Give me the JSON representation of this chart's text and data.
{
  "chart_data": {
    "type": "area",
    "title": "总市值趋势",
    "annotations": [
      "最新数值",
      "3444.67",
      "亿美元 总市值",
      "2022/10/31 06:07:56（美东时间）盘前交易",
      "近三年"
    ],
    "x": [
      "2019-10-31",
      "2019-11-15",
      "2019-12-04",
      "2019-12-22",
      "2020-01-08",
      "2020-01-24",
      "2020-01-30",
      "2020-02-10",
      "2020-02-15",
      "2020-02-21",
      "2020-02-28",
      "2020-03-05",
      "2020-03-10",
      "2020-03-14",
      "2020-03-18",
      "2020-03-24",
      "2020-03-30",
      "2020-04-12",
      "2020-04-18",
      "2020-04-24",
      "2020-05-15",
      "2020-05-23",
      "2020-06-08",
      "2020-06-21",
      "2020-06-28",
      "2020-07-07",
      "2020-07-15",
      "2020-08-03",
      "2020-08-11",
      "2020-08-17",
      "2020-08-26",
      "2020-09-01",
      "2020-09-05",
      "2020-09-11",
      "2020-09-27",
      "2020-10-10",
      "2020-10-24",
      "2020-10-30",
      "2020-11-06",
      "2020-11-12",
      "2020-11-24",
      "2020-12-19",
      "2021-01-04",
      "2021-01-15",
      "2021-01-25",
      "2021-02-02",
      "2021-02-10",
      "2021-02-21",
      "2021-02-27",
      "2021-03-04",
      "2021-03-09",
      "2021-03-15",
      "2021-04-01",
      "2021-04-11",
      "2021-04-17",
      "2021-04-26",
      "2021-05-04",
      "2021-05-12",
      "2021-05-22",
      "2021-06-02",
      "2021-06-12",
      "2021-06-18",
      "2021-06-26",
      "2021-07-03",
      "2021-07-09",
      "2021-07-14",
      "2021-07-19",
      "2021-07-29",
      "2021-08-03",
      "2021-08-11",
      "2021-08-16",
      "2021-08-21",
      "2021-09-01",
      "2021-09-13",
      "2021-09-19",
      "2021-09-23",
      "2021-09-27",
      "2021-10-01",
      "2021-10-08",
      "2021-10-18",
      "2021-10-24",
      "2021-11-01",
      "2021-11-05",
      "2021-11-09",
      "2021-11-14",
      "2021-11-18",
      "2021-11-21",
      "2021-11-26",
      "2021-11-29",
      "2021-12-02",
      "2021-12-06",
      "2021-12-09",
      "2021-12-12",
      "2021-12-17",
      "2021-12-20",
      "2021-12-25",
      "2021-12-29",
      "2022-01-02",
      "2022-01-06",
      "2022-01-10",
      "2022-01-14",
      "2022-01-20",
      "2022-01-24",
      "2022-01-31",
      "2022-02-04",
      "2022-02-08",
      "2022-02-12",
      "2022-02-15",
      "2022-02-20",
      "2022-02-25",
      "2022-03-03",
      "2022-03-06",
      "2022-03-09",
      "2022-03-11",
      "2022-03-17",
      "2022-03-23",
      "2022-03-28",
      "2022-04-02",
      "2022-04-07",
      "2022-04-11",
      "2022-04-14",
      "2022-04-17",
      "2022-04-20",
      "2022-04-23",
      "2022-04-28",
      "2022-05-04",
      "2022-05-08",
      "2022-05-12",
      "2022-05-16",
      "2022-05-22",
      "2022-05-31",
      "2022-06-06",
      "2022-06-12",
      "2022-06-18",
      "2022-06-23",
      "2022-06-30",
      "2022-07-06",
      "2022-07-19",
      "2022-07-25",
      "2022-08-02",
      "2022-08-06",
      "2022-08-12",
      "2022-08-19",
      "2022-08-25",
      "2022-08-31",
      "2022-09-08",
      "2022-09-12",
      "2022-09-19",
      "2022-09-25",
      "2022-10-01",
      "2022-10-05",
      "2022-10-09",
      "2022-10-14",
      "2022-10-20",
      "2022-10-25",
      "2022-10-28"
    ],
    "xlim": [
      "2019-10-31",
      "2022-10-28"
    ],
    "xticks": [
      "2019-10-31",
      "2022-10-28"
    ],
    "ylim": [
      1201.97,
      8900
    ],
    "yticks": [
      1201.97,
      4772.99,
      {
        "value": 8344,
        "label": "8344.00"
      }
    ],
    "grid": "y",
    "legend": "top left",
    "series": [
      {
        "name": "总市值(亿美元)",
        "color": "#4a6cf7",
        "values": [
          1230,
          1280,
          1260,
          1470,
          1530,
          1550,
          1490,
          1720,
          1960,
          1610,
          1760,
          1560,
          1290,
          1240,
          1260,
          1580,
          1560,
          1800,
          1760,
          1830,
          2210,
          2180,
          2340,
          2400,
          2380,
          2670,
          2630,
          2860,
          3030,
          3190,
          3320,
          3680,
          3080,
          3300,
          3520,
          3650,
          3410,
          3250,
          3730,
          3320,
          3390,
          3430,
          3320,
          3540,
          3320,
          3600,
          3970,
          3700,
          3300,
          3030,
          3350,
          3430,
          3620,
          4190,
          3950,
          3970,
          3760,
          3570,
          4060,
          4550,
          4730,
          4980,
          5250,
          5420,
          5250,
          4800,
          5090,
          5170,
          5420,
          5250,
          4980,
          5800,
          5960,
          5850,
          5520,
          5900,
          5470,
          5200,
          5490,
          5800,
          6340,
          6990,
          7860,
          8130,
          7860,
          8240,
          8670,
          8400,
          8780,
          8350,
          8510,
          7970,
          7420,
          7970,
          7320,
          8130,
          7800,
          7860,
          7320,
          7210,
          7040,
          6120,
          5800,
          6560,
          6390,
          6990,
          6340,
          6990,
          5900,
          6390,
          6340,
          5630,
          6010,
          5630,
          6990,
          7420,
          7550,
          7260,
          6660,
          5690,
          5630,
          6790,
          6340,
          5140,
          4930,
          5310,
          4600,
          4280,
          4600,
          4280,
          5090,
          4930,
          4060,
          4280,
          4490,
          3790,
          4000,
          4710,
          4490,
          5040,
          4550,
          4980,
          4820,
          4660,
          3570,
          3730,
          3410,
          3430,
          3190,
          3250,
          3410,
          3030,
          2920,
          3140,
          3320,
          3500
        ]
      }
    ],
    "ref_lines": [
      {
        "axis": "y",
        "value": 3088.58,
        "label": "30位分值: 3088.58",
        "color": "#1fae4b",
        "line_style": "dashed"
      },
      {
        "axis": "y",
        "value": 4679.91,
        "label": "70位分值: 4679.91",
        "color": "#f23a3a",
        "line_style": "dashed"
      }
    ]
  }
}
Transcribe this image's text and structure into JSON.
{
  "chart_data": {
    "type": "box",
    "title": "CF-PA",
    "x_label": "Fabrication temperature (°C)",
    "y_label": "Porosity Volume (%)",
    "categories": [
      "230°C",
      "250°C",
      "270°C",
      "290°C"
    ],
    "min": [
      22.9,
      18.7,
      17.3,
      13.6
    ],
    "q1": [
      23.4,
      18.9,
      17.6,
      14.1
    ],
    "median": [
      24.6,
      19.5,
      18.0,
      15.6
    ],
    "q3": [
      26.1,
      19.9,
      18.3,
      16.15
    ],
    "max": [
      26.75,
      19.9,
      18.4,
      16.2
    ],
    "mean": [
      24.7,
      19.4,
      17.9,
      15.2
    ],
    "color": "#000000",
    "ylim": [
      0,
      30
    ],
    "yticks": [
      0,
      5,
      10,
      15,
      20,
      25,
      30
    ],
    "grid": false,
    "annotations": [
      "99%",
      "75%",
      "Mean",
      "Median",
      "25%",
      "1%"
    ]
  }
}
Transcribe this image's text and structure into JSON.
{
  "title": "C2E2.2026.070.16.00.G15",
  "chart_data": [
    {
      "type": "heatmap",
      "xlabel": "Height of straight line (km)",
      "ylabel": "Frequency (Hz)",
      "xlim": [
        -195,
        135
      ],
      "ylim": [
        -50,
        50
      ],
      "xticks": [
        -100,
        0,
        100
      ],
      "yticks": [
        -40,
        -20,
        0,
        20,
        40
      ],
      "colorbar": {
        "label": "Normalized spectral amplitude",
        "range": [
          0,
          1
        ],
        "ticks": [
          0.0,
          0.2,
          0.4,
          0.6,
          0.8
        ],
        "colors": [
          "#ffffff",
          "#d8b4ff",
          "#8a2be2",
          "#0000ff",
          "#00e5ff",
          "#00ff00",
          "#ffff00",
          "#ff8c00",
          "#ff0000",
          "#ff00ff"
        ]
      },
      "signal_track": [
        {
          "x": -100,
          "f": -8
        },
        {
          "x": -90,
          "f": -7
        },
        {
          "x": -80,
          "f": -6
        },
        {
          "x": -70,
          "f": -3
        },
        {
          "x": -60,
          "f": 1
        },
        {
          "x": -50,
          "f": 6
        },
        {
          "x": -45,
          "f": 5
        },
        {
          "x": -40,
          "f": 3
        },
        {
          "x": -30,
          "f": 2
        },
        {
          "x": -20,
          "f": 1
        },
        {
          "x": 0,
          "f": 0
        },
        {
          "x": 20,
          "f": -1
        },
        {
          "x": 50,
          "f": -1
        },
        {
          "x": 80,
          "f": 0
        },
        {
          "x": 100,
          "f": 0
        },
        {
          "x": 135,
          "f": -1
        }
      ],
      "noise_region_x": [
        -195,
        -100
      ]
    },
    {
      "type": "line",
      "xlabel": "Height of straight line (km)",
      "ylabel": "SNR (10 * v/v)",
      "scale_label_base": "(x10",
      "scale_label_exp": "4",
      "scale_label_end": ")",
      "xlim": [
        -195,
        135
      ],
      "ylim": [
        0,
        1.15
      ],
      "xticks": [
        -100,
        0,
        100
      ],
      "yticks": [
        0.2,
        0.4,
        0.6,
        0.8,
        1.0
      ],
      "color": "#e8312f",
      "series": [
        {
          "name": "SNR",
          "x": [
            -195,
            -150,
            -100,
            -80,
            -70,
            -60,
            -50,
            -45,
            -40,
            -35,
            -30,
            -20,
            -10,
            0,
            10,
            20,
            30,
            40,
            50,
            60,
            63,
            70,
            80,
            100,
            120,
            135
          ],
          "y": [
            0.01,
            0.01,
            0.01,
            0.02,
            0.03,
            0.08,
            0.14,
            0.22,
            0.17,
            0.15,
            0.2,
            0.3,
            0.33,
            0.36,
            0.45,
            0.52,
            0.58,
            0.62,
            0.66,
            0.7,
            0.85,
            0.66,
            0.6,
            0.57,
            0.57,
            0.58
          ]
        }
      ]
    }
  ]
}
==========
- **Exercise directions**
Within the records above, how many lines include the word "ylabel"? State the number by itself.

- **Correct answer**
2